§ Work instructions:
Output the data line for line, beginning at its first line and ending with the line that contains "219, 765, 271]", with both of those lines included.

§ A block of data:

########################################

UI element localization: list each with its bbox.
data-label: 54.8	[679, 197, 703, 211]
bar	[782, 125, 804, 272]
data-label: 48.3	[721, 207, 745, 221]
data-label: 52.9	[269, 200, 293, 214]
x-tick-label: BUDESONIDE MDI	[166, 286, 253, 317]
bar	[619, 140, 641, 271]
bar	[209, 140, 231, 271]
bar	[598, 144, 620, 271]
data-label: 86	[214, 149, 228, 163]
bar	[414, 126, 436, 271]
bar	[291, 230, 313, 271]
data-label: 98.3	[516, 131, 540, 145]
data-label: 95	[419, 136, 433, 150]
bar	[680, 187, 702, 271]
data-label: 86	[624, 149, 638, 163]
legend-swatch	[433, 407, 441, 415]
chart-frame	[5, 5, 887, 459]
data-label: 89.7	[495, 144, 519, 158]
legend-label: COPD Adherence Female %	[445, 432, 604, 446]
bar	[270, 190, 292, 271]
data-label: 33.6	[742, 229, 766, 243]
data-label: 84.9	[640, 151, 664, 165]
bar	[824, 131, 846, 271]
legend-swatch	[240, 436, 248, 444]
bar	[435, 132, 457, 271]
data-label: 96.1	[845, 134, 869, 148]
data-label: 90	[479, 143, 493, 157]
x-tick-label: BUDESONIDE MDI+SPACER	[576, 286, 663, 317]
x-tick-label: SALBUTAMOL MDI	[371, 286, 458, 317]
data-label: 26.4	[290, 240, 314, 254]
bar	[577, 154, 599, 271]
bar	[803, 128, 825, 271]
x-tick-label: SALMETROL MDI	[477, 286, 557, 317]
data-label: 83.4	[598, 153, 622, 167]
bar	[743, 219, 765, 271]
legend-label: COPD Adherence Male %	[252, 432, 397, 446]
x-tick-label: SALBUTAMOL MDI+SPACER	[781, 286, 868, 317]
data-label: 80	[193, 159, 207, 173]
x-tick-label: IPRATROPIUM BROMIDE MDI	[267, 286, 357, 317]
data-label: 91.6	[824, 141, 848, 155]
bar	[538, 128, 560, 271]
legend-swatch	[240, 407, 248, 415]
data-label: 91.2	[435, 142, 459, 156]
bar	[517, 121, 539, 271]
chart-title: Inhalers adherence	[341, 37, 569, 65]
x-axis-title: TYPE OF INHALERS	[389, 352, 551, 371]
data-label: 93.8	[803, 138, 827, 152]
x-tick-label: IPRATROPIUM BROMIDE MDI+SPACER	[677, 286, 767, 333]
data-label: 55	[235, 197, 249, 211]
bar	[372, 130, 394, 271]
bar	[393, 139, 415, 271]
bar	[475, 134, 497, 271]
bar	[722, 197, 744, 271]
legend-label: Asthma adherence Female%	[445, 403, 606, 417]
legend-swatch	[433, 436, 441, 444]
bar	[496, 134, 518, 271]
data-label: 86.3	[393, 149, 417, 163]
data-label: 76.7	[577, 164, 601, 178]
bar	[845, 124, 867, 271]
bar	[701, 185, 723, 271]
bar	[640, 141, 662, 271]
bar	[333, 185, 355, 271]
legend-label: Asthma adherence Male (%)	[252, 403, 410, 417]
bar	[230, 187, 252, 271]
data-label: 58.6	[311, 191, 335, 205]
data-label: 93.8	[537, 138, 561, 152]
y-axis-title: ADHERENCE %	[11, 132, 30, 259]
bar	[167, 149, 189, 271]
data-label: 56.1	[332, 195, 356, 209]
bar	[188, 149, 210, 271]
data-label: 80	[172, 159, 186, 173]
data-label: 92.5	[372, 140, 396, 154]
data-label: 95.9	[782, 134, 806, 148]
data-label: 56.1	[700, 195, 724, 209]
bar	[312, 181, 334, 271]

########################################

§ Exercise solution:
UI element localization: list each with its bbox.
data-label: 54.8	[679, 197, 703, 211]
bar	[782, 125, 804, 272]
data-label: 48.3	[721, 207, 745, 221]
data-label: 52.9	[269, 200, 293, 214]
x-tick-label: BUDESONIDE MDI	[166, 286, 253, 317]
bar	[619, 140, 641, 271]
bar	[209, 140, 231, 271]
bar	[598, 144, 620, 271]
data-label: 86	[214, 149, 228, 163]
bar	[414, 126, 436, 271]
bar	[291, 230, 313, 271]
data-label: 98.3	[516, 131, 540, 145]
data-label: 95	[419, 136, 433, 150]
bar	[680, 187, 702, 271]
data-label: 86	[624, 149, 638, 163]
legend-swatch	[433, 407, 441, 415]
chart-frame	[5, 5, 887, 459]
data-label: 89.7	[495, 144, 519, 158]
legend-label: COPD Adherence Female %	[445, 432, 604, 446]
bar	[270, 190, 292, 271]
data-label: 33.6	[742, 229, 766, 243]
data-label: 84.9	[640, 151, 664, 165]
bar	[824, 131, 846, 271]
legend-swatch	[240, 436, 248, 444]
bar	[435, 132, 457, 271]
data-label: 96.1	[845, 134, 869, 148]
data-label: 90	[479, 143, 493, 157]
x-tick-label: BUDESONIDE MDI+SPACER	[576, 286, 663, 317]
x-tick-label: SALBUTAMOL MDI	[371, 286, 458, 317]
data-label: 26.4	[290, 240, 314, 254]
bar	[577, 154, 599, 271]
bar	[803, 128, 825, 271]
x-tick-label: SALMETROL MDI	[477, 286, 557, 317]
data-label: 83.4	[598, 153, 622, 167]
bar	[743, 219, 765, 271]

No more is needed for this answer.